* WRITTEN EXERCISE:
Go through the listing and pick out each line with the word "Electric" in it.
Begin THE RECORDS
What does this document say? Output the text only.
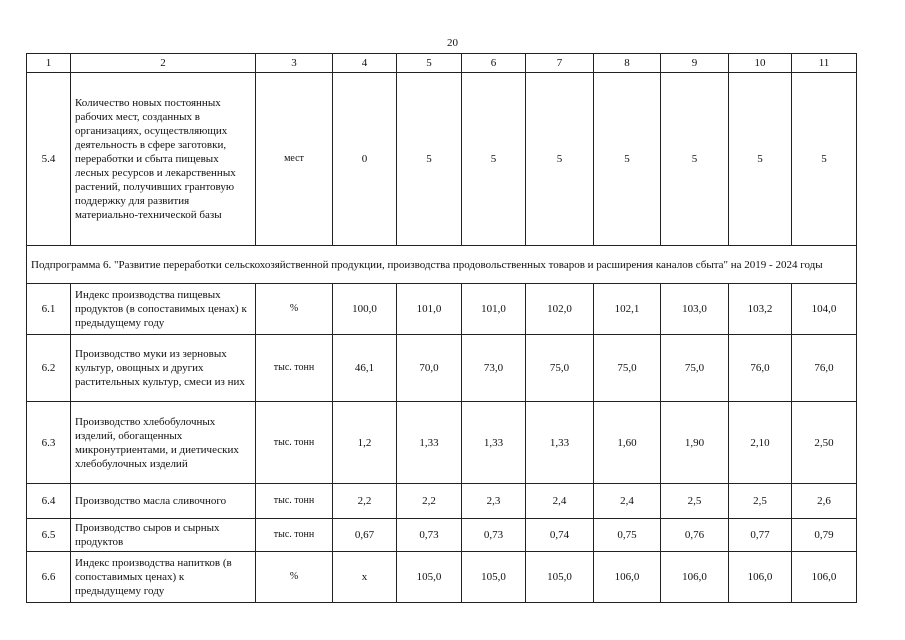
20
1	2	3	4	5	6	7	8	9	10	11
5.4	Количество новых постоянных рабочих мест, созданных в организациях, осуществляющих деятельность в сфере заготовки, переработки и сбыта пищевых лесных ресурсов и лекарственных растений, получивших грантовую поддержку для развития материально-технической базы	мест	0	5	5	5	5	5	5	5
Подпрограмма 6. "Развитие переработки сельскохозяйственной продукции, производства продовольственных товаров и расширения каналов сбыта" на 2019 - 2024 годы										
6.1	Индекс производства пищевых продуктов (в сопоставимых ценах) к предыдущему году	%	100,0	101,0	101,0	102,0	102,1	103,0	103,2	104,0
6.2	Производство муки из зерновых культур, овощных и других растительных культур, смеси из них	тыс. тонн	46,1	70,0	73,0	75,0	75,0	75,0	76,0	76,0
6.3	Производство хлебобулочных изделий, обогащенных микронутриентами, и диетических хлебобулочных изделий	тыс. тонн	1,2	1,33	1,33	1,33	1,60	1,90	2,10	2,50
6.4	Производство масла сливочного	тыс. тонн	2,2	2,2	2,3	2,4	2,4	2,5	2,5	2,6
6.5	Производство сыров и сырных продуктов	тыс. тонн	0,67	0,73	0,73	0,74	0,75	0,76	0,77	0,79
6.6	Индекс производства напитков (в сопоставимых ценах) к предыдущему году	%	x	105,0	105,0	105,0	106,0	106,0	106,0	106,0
End THE RECORDS
Begin THE RECORDS
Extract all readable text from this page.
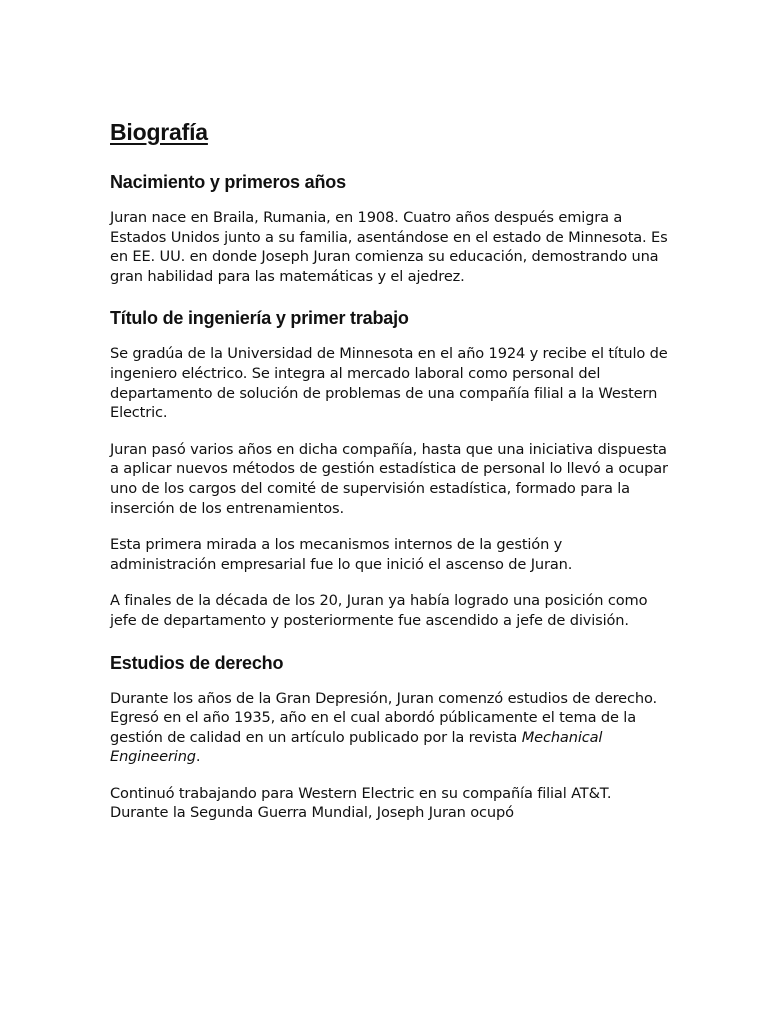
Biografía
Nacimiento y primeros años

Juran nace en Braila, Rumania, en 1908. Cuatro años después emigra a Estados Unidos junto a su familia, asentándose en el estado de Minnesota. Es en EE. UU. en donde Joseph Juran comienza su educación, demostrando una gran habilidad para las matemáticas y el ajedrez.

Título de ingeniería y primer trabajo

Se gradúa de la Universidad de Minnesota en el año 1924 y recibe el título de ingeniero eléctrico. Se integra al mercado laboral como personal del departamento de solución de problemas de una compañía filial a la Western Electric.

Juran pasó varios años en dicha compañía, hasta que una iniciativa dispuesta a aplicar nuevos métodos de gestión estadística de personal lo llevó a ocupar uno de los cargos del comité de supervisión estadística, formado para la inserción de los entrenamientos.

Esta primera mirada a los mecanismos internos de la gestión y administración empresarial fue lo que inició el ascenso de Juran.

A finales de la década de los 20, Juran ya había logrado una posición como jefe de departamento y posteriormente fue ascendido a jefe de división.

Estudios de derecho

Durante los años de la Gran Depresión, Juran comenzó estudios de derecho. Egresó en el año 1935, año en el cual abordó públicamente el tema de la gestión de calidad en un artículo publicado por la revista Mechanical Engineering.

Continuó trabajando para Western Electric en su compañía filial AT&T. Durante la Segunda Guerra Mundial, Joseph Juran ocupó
End THE RECORDS
Begin THE RECORDS
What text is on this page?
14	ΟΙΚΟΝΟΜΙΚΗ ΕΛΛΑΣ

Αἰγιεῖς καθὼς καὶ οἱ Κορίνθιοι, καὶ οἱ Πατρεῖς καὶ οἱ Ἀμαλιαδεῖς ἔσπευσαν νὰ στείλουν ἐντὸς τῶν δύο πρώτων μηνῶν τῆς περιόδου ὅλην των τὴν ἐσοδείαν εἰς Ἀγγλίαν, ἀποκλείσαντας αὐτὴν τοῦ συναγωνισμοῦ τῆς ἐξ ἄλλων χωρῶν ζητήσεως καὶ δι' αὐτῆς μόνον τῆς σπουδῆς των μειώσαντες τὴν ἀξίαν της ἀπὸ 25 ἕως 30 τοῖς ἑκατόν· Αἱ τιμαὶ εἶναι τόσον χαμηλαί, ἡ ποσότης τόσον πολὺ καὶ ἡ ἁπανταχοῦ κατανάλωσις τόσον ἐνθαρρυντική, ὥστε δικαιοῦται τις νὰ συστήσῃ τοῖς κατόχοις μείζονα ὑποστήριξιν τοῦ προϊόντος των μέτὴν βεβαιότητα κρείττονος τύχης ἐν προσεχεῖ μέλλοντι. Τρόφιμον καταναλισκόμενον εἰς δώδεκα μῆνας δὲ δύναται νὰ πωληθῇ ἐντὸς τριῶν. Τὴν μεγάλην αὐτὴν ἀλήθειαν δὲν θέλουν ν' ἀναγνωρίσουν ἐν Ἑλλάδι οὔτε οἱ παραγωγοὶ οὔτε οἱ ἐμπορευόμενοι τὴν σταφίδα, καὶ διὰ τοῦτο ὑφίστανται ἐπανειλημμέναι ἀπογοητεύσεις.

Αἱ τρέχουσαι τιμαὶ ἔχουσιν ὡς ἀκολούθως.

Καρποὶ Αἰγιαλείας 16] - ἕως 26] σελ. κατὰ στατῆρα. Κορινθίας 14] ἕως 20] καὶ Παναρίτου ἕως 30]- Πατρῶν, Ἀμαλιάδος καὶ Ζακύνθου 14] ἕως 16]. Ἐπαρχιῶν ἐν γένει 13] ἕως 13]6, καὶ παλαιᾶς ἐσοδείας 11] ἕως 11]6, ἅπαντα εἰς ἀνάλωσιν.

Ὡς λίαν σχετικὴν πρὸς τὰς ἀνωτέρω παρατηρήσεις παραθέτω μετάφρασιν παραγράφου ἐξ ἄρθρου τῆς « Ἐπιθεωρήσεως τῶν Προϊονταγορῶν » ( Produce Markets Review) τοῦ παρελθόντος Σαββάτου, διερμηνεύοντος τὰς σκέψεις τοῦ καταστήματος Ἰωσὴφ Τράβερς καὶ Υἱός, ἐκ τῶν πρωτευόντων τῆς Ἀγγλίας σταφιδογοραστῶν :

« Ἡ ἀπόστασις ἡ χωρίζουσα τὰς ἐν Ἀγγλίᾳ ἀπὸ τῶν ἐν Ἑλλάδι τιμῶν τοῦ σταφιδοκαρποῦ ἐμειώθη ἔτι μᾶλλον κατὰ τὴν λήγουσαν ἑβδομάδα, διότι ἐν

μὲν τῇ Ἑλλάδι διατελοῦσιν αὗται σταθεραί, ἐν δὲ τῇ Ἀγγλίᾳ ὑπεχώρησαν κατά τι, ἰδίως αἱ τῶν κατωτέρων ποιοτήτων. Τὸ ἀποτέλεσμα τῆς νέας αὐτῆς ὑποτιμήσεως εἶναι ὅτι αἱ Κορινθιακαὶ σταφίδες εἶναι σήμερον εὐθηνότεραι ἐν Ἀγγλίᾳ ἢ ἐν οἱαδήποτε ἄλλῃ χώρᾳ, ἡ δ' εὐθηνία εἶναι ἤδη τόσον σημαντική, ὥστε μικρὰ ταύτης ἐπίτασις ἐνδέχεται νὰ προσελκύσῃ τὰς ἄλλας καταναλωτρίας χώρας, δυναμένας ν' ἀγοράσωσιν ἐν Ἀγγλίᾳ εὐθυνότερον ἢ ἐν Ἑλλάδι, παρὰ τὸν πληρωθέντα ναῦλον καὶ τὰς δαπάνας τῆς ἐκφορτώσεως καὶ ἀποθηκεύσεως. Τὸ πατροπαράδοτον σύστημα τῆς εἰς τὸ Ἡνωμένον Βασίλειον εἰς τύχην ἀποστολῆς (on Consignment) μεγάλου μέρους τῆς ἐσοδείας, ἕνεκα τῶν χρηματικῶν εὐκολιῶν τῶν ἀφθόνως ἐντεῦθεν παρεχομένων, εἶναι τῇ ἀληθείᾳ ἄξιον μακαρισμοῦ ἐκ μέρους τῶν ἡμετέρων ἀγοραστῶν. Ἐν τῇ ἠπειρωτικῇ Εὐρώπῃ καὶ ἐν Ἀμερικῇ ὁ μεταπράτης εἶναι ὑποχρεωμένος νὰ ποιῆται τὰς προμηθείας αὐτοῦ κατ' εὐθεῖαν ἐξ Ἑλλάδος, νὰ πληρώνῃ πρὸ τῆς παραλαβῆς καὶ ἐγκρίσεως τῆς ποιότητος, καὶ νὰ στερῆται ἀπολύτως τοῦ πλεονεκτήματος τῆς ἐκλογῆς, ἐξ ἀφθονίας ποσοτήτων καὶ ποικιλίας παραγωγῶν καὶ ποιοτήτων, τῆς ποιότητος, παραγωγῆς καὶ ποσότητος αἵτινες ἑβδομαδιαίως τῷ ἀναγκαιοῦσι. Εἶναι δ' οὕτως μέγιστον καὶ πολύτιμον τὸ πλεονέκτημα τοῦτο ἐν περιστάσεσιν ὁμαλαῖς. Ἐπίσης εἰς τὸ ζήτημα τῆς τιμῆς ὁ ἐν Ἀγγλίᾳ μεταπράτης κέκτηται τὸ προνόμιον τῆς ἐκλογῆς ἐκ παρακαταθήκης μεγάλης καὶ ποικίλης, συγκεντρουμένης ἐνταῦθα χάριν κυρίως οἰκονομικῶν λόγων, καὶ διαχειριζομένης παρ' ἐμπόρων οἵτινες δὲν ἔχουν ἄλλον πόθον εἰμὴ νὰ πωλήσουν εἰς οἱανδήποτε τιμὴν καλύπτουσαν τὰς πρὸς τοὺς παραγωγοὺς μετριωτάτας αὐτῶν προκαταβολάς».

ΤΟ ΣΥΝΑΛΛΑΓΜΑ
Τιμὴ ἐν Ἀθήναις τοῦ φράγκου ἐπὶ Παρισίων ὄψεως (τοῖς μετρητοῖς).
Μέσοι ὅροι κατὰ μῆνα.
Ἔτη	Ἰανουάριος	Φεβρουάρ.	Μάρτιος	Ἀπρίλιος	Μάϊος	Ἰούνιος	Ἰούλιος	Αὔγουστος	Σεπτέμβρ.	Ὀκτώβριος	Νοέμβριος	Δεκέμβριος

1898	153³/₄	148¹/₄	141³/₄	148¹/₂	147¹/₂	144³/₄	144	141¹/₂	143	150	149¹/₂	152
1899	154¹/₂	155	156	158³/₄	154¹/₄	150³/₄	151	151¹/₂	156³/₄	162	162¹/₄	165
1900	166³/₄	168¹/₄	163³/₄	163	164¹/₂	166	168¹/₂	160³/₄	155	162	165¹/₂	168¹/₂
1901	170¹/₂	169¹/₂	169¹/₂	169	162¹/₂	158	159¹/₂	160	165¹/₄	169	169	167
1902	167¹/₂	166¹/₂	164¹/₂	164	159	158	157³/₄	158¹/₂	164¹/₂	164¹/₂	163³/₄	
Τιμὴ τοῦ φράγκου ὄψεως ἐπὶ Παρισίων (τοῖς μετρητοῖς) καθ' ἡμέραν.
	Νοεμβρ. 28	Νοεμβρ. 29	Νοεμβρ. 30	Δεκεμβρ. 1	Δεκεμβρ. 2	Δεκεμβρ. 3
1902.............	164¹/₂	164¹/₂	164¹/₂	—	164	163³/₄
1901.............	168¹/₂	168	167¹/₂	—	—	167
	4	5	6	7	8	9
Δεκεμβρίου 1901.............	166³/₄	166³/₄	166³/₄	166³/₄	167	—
End THE RECORDS
* PROBLEM SOLUTION:
Se gradúa de la Universidad de Minnesota en el año 1924 y recibe el título de ingeniero eléctrico. Se integra al mercado laboral como personal del departamento de solución de problemas de una compañía filial a la Western Electric.
Continuó trabajando para Western Electric en su compañía filial AT&T. Durante la Segunda Guerra Mundial, Joseph Juran ocupó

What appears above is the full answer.